--- start ---

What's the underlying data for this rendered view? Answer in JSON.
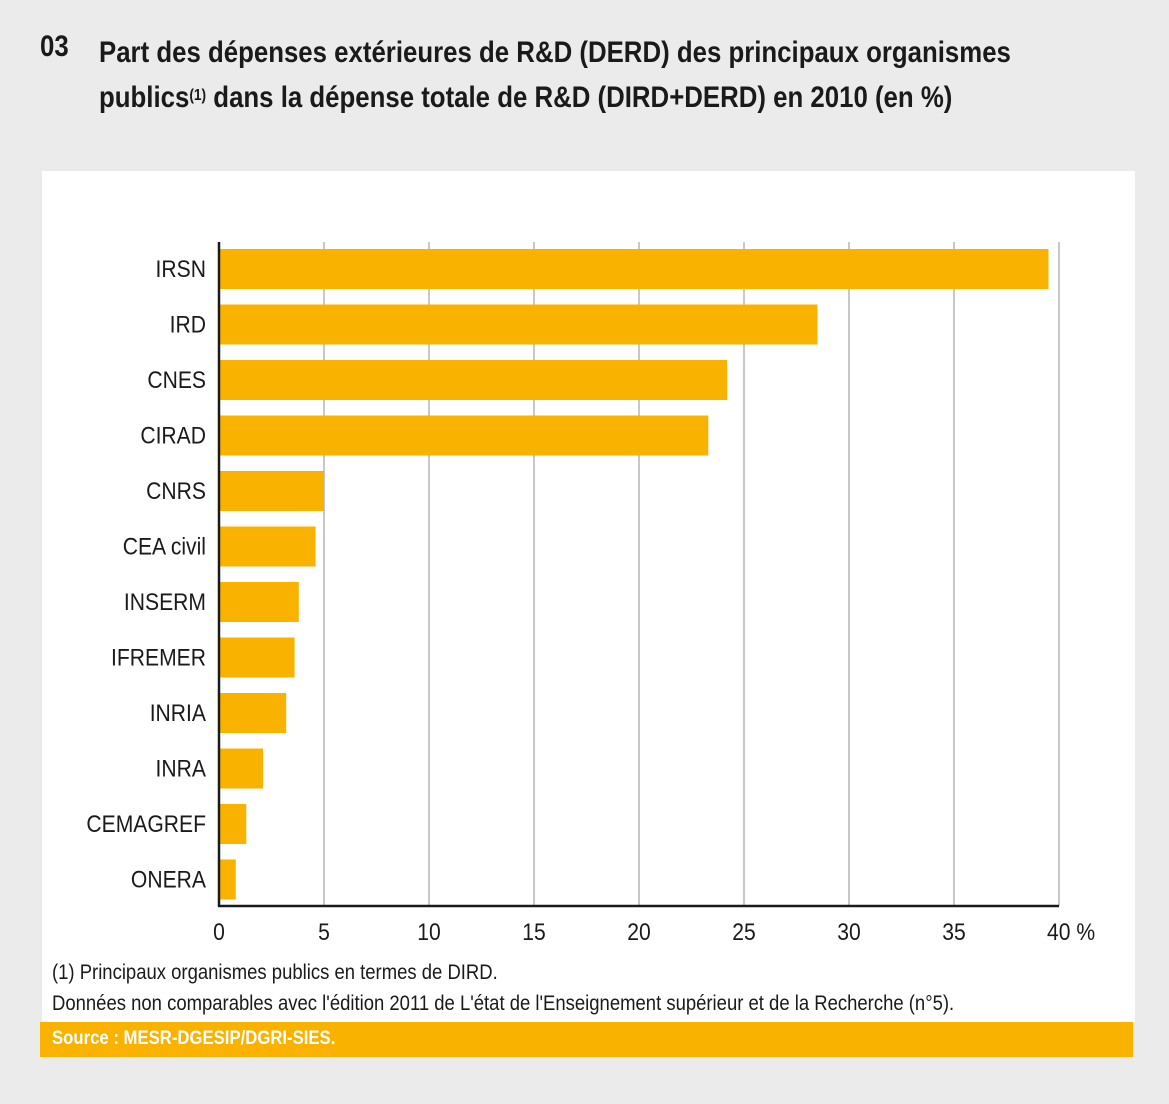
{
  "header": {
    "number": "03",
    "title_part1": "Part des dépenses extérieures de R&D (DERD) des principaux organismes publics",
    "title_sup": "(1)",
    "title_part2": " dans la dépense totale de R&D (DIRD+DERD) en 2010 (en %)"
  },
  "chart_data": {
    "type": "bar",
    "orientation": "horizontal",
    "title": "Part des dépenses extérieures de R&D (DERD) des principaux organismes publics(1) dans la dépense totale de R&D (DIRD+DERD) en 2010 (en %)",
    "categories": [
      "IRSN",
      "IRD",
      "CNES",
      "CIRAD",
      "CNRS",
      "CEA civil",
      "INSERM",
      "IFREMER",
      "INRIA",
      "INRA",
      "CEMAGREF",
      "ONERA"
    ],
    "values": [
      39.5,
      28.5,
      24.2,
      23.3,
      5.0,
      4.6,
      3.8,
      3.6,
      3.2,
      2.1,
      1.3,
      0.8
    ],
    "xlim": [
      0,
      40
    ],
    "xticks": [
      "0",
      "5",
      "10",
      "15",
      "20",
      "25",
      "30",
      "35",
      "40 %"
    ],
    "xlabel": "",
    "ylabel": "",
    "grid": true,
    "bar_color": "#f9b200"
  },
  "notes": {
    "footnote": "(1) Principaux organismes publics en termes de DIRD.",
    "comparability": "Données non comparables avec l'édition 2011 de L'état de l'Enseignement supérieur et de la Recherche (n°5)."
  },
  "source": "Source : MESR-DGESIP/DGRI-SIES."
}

--- end ---

[Written problem] Repeat the entries exactly and keep the pictures out of the copy.

[Output for this exercise]
What's the underlying data for this rendered view? Answer in JSON.
{
  "header": {
    "number": "03",
    "title_part1": "Part des dépenses extérieures de R&D (DERD) des principaux organismes publics",
    "title_sup": "(1)",
    "title_part2": " dans la dépense totale de R&D (DIRD+DERD) en 2010 (en %)"
  },
  "chart_data": {
    "type": "bar",
    "orientation": "horizontal",
    "title": "Part des dépenses extérieures de R&D (DERD) des principaux organismes publics(1) dans la dépense totale de R&D (DIRD+DERD) en 2010 (en %)",
    "categories": [
      "IRSN",
      "IRD",
      "CNES",
      "CIRAD",
      "CNRS",
      "CEA civil",
      "INSERM",
      "IFREMER",
      "INRIA",
      "INRA",
      "CEMAGREF",
      "ONERA"
    ],
    "values": [
      39.5,
      28.5,
      24.2,
      23.3,
      5.0,
      4.6,
      3.8,
      3.6,
      3.2,
      2.1,
      1.3,
      0.8
    ],
    "xlim": [
      0,
      40
    ],
    "xticks": [
      "0",
      "5",
      "10",
      "15",
      "20",
      "25",
      "30",
      "35",
      "40 %"
    ],
    "xlabel": "",
    "ylabel": "",
    "grid": true,
    "bar_color": "#f9b200"
  },
  "notes": {
    "footnote": "(1) Principaux organismes publics en termes de DIRD.",
    "comparability": "Données non comparables avec l'édition 2011 de L'état de l'Enseignement supérieur et de la Recherche (n°5)."
  },
  "source": "Source : MESR-DGESIP/DGRI-SIES."
}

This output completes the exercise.